**CONSIGNE**
Veuillez recopier à l'identique, dans l'extrait sur le Tribunal administratif des marchés financiers ci-dessous, le passage qui s'ouvre sur les mots contenant « Le 1er février 2004, la » et se clôt sur « monétaires (avril 2012). ».

**EXTRAIT FOURNI**
───

Le 1er février 2004, la ­Loi sur l’Autorité des marchés financiers crée le ­Bureau de décision et de révision en valeurs mobilières. Ce dernier est devenu par la suite le ­Bureau de décision et de révision (BDR), puis, depuis juillet 2016, le ­Tribunal administratif des marchés financiers (TMF). Pendant cette période, ses pouvoirs se sont élargis aux instruments dérivés (février 2009), à l’assurance et à la distribution de produits et services financiers (avril 2010), puis aux entreprises de services monétaires (avril 2012).

L’histoire du ­TMF a parfois été tumultueuse, notamment en raison du processus de nomination des juges administratifs, réputé arbitraire et très partisan. En 2014, une recherche réalisée sous la direction du professeur de droit à l’Université de ­Montréal ­Pierre ­Noreau, connue sous le nom de rapport ­Noreau, notait des problèmes récurrents de transparence dans 11 des 15 plus importants tribunaux administratifs au ­Québec, dont le ­BDR.

À l’époque, les nominations de ­Léonard ­Serafini au poste de ­vice-président du ­BDR (janvier 2013) alors même qu’il était sous enquête de l’AMF, puis de son remplaçant Me ­Jean-Pierre ­Cristel (toujours en poste depuis janvier 2014), un donateur de longue date du ­Parti québécois alors au pouvoir, faisaient les manchettes. Même celle de l’actuelle présidente du ­TMF, ­Me ­Lise ­Girard, avait soulevé des questions, puisqu’elle devait se récuser dans un certain nombre de causes, ayant agi ­jusque-là comme procureure en chef de l’Autorité des marchés financiers (AMF).

En réponse aux questions de ­Conseiller, le professeur ­Noreau soutient que le processus de nomination des juges du ­TMF n’a pas été modifié depuis, mais que des changements à cet égard figurent au projet de loi 141 sur l’encadrement des marchés financiers, adopté en juin dernier. Ce dernier prévoit notamment l’instauration d’un comité de sélection des candidats, dans lequel se retrouveront des membres des milieux intéressés et pour lequel des critères de sélection seront déterminés à l’avance. « [Tout dépendant de la façon dont elles seront mises en place], plusieurs des nouvelles dispositions du ­PL 141 iront dans le sens de ce qui était proposé dans le rapport que nous avons publié en 2014 », s’encourage M. Noreau.

UN TRIBUNAL INDÉPENDANT DE L’AMF

« ­On entend souvent parler du « tribunal de l’Autorité des marchés financiers », mais c’est une erreur, précise ­Sylvain ­Théberge, directeur des relations médias à l’AMF. Le ­TMF n’est pas une créature de l’Autorité et n’y est pas non plus intégré, il est entièrement indépendant. »

───

**DONNÉES BRUTES**
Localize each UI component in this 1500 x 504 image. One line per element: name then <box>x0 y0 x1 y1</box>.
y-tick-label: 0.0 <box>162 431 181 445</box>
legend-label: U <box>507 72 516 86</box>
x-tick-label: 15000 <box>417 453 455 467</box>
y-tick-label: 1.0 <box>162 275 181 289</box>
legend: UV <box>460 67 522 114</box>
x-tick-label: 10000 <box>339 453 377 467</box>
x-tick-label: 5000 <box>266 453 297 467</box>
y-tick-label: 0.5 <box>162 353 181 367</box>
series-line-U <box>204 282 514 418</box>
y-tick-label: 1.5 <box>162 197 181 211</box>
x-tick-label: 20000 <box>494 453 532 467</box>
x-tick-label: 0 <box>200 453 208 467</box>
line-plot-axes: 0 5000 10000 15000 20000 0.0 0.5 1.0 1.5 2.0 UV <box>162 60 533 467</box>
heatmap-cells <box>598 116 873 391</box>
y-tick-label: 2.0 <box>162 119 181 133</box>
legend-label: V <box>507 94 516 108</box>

───

**RÉPONSE**
Le 1er février 2004, la ­Loi sur l’Autorité des marchés financiers crée le ­Bureau de décision et de révision en valeurs mobilières. Ce dernier est devenu par la suite le ­Bureau de décision et de révision (BDR), puis, depuis juillet 2016, le ­Tribunal administratif des marchés financiers (TMF). Pendant cette période, ses pouvoirs se sont élargis aux instruments dérivés (février 2009), à l’assurance et à la distribution de produits et services financiers (avril 2010), puis aux entreprises de services monétaires (avril 2012).